Task description:
Spot each line in the records below where the word "ANTE" occurs, then copy it.

Stored records:
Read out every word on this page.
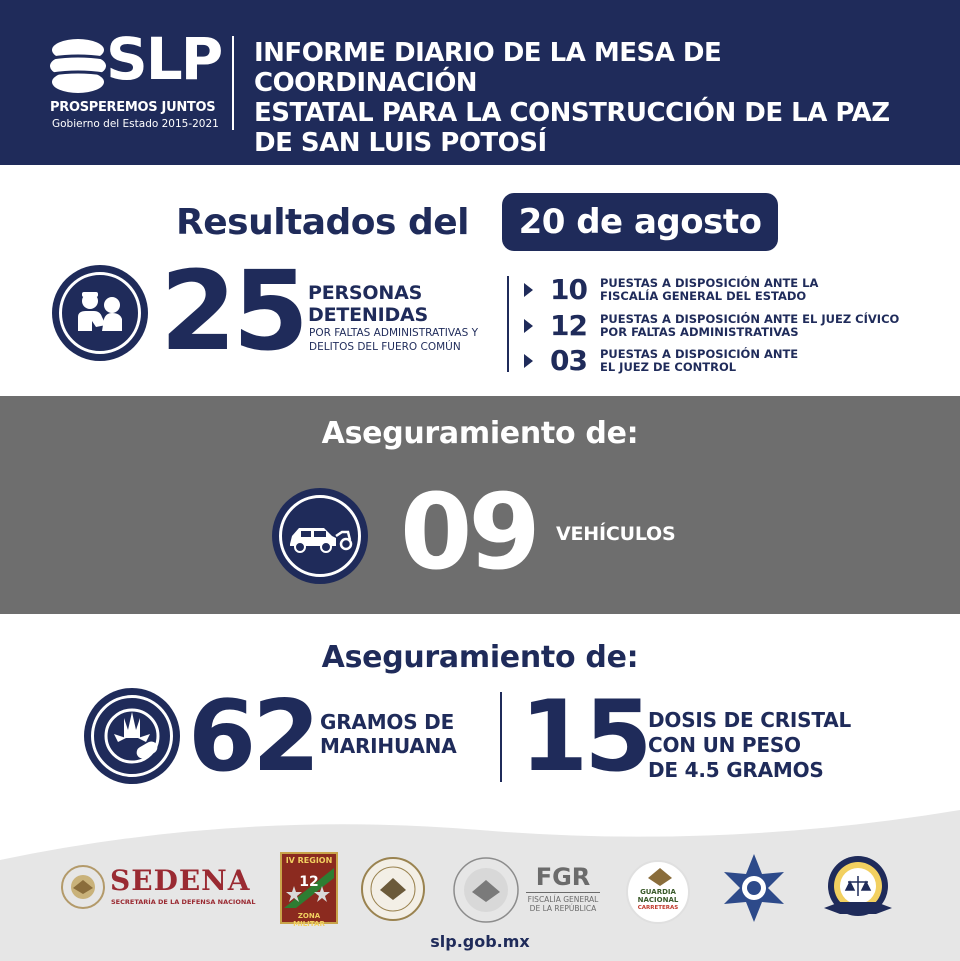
SLP
PROSPEREMOS JUNTOS
Gobierno del Estado 2015-2021
INFORME DIARIO DE LA MESA DE COORDINACIÓN
ESTATAL PARA LA CONSTRUCCIÓN DE LA PAZ
DE SAN LUIS POTOSÍ
Resultados del	20 de agosto
25 PERSONAS
DETENIDAS
POR FALTAS ADMINISTRATIVAS Y
DELITOS DEL FUERO COMÚN
10 PUESTAS A DISPOSICIÓN ANTE LA
FISCALÍA GENERAL DEL ESTADO
12 PUESTAS A DISPOSICIÓN ANTE EL JUEZ CÍVICO
POR FALTAS ADMINISTRATIVAS
03 PUESTAS A DISPOSICIÓN ANTE
EL JUEZ DE CONTROL
Aseguramiento de:
09 VEHÍCULOS
Aseguramiento de:
62 GRAMOS DE
MARIHUANA 15 DOSIS DE CRISTAL
CON UN PESO
DE 4.5 GRAMOS
SEDENA
SECRETARÍA DE LA DEFENSA NACIONAL
IV REGION
12
ZONA MILITAR
FGR
FISCALÍA GENERAL
DE LA REPÚBLICA
GUARDIA
NACIONAL
CARRETERAS
slp.gob.mx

Result of the task:
10 PUESTAS A DISPOSICIÓN ANTE LA
12 PUESTAS A DISPOSICIÓN ANTE EL JUEZ CÍVICO
03 PUESTAS A DISPOSICIÓN ANTE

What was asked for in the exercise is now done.